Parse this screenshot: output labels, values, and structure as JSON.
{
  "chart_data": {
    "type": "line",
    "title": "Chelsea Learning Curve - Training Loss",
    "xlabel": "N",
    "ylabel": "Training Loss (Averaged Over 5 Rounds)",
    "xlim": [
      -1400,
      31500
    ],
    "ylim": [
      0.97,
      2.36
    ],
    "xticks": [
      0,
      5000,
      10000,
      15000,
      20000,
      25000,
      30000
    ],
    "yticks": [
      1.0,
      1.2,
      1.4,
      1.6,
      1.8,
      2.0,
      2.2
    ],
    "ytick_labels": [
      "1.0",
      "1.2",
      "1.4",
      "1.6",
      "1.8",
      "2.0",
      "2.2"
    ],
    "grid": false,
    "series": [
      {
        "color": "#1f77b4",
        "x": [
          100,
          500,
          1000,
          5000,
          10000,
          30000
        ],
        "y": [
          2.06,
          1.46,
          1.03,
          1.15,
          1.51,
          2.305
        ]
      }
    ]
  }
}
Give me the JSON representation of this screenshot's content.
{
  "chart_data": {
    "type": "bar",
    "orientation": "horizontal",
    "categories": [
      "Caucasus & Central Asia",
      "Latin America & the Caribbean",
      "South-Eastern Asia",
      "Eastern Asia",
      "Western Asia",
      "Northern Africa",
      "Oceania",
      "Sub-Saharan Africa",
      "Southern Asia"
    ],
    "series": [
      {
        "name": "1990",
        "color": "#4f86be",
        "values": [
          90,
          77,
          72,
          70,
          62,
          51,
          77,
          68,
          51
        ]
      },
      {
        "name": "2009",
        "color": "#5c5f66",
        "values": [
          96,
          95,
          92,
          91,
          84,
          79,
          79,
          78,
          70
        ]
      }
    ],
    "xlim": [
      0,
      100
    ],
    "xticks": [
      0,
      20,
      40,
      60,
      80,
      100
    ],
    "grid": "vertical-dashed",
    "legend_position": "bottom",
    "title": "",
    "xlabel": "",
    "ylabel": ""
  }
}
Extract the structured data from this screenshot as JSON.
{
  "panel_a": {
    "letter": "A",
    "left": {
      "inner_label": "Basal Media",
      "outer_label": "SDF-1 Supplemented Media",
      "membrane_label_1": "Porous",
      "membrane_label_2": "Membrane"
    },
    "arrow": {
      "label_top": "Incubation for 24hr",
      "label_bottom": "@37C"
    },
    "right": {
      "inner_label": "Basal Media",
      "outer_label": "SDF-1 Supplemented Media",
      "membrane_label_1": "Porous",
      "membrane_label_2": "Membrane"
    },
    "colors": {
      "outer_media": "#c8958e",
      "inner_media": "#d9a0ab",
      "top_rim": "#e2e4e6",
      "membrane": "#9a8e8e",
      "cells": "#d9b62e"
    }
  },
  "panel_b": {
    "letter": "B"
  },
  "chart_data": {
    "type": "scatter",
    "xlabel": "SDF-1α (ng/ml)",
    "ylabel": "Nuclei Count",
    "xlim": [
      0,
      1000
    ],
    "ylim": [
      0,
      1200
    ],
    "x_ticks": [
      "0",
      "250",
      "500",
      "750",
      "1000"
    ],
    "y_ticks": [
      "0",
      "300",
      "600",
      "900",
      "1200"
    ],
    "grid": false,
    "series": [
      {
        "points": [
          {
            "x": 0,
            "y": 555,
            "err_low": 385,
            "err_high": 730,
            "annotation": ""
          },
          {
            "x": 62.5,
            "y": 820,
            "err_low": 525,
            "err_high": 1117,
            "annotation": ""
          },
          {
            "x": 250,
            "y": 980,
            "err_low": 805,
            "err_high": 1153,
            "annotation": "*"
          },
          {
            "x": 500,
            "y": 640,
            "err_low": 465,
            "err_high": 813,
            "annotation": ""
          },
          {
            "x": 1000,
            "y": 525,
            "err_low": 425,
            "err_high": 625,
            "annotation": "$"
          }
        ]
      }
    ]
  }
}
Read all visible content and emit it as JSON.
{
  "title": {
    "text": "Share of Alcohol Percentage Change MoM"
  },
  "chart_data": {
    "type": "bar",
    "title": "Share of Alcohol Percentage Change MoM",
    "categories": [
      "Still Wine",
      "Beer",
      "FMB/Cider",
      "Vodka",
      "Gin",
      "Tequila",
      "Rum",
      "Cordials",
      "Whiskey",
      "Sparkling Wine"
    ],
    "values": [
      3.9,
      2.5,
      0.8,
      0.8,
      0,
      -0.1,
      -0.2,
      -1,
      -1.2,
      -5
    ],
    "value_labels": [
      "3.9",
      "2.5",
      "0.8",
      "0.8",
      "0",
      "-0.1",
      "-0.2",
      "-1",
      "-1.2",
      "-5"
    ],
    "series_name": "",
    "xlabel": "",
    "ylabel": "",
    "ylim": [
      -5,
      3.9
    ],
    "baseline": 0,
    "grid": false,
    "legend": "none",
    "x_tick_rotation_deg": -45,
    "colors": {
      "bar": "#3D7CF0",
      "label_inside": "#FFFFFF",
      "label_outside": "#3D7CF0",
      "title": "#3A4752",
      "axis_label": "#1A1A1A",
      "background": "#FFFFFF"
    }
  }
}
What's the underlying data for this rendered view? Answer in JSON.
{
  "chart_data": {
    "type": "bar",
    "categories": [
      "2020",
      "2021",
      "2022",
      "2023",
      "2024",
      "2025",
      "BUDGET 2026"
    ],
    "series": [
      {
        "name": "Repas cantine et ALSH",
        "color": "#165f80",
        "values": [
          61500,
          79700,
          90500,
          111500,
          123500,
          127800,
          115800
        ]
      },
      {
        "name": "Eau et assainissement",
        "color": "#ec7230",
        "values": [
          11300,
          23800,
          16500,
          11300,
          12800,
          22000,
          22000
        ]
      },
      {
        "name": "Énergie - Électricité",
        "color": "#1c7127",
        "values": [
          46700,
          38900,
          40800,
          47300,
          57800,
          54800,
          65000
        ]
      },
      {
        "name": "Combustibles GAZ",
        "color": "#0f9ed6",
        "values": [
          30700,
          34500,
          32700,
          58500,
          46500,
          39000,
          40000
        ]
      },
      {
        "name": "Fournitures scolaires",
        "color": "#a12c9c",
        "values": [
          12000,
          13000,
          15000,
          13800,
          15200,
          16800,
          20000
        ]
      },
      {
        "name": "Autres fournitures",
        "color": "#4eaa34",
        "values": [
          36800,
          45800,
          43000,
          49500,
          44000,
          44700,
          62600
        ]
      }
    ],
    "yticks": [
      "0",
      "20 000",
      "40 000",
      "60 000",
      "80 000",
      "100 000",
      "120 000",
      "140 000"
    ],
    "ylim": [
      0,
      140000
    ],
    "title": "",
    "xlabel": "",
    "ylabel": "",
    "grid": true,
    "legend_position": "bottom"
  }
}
********************
Write down every line of the data exactly as it appears above.

Parse this screenshot: output labels, values, and structure as JSON.
{
  "chart_data": {
    "type": "line",
    "title": "Chelsea Learning Curve - Training Loss",
    "xlabel": "N",
    "ylabel": "Training Loss (Averaged Over 5 Rounds)",
    "xlim": [
      -1400,
      31500
    ],
    "ylim": [
      0.97,
      2.36
    ],
    "xticks": [
      0,
      5000,
      10000,
      15000,
      20000,
      25000,
      30000
    ],
    "yticks": [
      1.0,
      1.2,
      1.4,
      1.6,
      1.8,
      2.0,
      2.2
    ],
    "ytick_labels": [
      "1.0",
      "1.2",
      "1.4",
      "1.6",
      "1.8",
      "2.0",
      "2.2"
    ],
    "grid": false,
    "series": [
      {
        "color": "#1f77b4",
        "x": [
          100,
          500,
          1000,
          5000,
          10000,
          30000
        ],
        "y": [
          2.06,
          1.46,
          1.03,
          1.15,
          1.51,
          2.305
        ]
      }
    ]
  }
}
Give me the JSON representation of this screenshot's content.
{
  "chart_data": {
    "type": "bar",
    "orientation": "horizontal",
    "categories": [
      "Caucasus & Central Asia",
      "Latin America & the Caribbean",
      "South-Eastern Asia",
      "Eastern Asia",
      "Western Asia",
      "Northern Africa",
      "Oceania",
      "Sub-Saharan Africa",
      "Southern Asia"
    ],
    "series": [
      {
        "name": "1990",
        "color": "#4f86be",
        "values": [
          90,
          77,
          72,
          70,
          62,
          51,
          77,
          68,
          51
        ]
      },
      {
        "name": "2009",
        "color": "#5c5f66",
        "values": [
          96,
          95,
          92,
          91,
          84,
          79,
          79,
          78,
          70
        ]
      }
    ],
    "xlim": [
      0,
      100
    ],
    "xticks": [
      0,
      20,
      40,
      60,
      80,
      100
    ],
    "grid": "vertical-dashed",
    "legend_position": "bottom",
    "title": "",
    "xlabel": "",
    "ylabel": ""
  }
}
Extract the structured data from this screenshot as JSON.
{
  "panel_a": {
    "letter": "A",
    "left": {
      "inner_label": "Basal Media",
      "outer_label": "SDF-1 Supplemented Media",
      "membrane_label_1": "Porous",
      "membrane_label_2": "Membrane"
    },
    "arrow": {
      "label_top": "Incubation for 24hr",
      "label_bottom": "@37C"
    },
    "right": {
      "inner_label": "Basal Media",
      "outer_label": "SDF-1 Supplemented Media",
      "membrane_label_1": "Porous",
      "membrane_label_2": "Membrane"
    },
    "colors": {
      "outer_media": "#c8958e",
      "inner_media": "#d9a0ab",
      "top_rim": "#e2e4e6",
      "membrane": "#9a8e8e",
      "cells": "#d9b62e"
    }
  },
  "panel_b": {
    "letter": "B"
  },
  "chart_data": {
    "type": "scatter",
    "xlabel": "SDF-1α (ng/ml)",
    "ylabel": "Nuclei Count",
    "xlim": [
      0,
      1000
    ],
    "ylim": [
      0,
      1200
    ],
    "x_ticks": [
      "0",
      "250",
      "500",
      "750",
      "1000"
    ],
    "y_ticks": [
      "0",
      "300",
      "600",
      "900",
      "1200"
    ],
    "grid": false,
    "series": [
      {
        "points": [
          {
            "x": 0,
            "y": 555,
            "err_low": 385,
            "err_high": 730,
            "annotation": ""
          },
          {
            "x": 62.5,
            "y": 820,
            "err_low": 525,
            "err_high": 1117,
            "annotation": ""
          },
          {
            "x": 250,
            "y": 980,
            "err_low": 805,
            "err_high": 1153,
            "annotation": "*"
          },
          {
            "x": 500,
            "y": 640,
            "err_low": 465,
            "err_high": 813,
            "annotation": ""
          },
          {
            "x": 1000,
            "y": 525,
            "err_low": 425,
            "err_high": 625,
            "annotation": "$"
          }
        ]
      }
    ]
  }
}
Read all visible content and emit it as JSON.
{
  "title": {
    "text": "Share of Alcohol Percentage Change MoM"
  },
  "chart_data": {
    "type": "bar",
    "title": "Share of Alcohol Percentage Change MoM",
    "categories": [
      "Still Wine",
      "Beer",
      "FMB/Cider",
      "Vodka",
      "Gin",
      "Tequila",
      "Rum",
      "Cordials",
      "Whiskey",
      "Sparkling Wine"
    ],
    "values": [
      3.9,
      2.5,
      0.8,
      0.8,
      0,
      -0.1,
      -0.2,
      -1,
      -1.2,
      -5
    ],
    "value_labels": [
      "3.9",
      "2.5",
      "0.8",
      "0.8",
      "0",
      "-0.1",
      "-0.2",
      "-1",
      "-1.2",
      "-5"
    ],
    "series_name": "",
    "xlabel": "",
    "ylabel": "",
    "ylim": [
      -5,
      3.9
    ],
    "baseline": 0,
    "grid": false,
    "legend": "none",
    "x_tick_rotation_deg": -45,
    "colors": {
      "bar": "#3D7CF0",
      "label_inside": "#FFFFFF",
      "label_outside": "#3D7CF0",
      "title": "#3A4752",
      "axis_label": "#1A1A1A",
      "background": "#FFFFFF"
    }
  }
}
What's the underlying data for this rendered view? Answer in JSON.
{
  "chart_data": {
    "type": "bar",
    "categories": [
      "2020",
      "2021",
      "2022",
      "2023",
      "2024",
      "2025",
      "BUDGET 2026"
    ],
    "series": [
      {
        "name": "Repas cantine et ALSH",
        "color": "#165f80",
        "values": [
          61500,
          79700,
          90500,
          111500,
          123500,
          127800,
          115800
        ]
      },
      {
        "name": "Eau et assainissement",
        "color": "#ec7230",
        "values": [
          11300,
          23800,
          16500,
          11300,
          12800,
          22000,
          22000
        ]
      },
      {
        "name": "Énergie - Électricité",
        "color": "#1c7127",
        "values": [
          46700,
          38900,
          40800,
          47300,
          57800,
          54800,
          65000
        ]
      },
      {
        "name": "Combustibles GAZ",
        "color": "#0f9ed6",
        "values": [
          30700,
          34500,
          32700,
          58500,
          46500,
          39000,
          40000
        ]
      },
      {
        "name": "Fournitures scolaires",
        "color": "#a12c9c",
        "values": [
          12000,
          13000,
          15000,
          13800,
          15200,
          16800,
          20000
        ]
      },
      {
        "name": "Autres fournitures",
        "color": "#4eaa34",
        "values": [
          36800,
          45800,
          43000,
          49500,
          44000,
          44700,
          62600
        ]
      }
    ],
    "yticks": [
      "0",
      "20 000",
      "40 000",
      "60 000",
      "80 000",
      "100 000",
      "120 000",
      "140 000"
    ],
    "ylim": [
      0,
      140000
    ],
    "title": "",
    "xlabel": "",
    "ylabel": "",
    "grid": true,
    "legend_position": "bottom"
  }
}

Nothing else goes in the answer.